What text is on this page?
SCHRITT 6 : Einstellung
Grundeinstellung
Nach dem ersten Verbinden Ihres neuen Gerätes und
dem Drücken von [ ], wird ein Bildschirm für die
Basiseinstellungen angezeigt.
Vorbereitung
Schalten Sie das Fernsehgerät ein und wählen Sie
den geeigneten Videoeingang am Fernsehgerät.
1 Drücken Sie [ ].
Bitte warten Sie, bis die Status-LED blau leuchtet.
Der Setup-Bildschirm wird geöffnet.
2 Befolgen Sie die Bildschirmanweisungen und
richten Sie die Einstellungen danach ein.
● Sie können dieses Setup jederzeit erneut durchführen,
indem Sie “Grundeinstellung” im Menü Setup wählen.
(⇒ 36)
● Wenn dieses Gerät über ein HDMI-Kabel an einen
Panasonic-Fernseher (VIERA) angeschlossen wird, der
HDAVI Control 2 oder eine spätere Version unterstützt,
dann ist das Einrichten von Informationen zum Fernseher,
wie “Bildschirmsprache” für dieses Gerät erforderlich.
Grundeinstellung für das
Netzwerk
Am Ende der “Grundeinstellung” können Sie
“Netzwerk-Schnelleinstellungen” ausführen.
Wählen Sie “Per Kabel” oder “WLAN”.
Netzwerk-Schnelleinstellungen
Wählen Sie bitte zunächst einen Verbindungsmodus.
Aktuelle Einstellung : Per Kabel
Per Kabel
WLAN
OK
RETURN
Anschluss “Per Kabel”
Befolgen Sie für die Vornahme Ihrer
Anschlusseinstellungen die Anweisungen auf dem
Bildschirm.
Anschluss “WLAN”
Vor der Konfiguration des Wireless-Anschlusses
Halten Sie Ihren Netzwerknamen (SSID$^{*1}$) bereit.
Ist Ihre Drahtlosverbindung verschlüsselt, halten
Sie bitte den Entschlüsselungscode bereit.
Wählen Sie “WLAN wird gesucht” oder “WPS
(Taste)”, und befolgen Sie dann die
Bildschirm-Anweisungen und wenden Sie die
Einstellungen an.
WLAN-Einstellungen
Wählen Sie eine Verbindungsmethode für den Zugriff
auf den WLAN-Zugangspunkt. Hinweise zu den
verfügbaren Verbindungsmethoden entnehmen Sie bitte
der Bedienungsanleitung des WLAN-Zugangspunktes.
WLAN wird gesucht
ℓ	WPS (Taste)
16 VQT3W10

Task instructions - Check each line in the records for the word "Fernsehgerät" and say how many have it, with nothing else.

The output - 2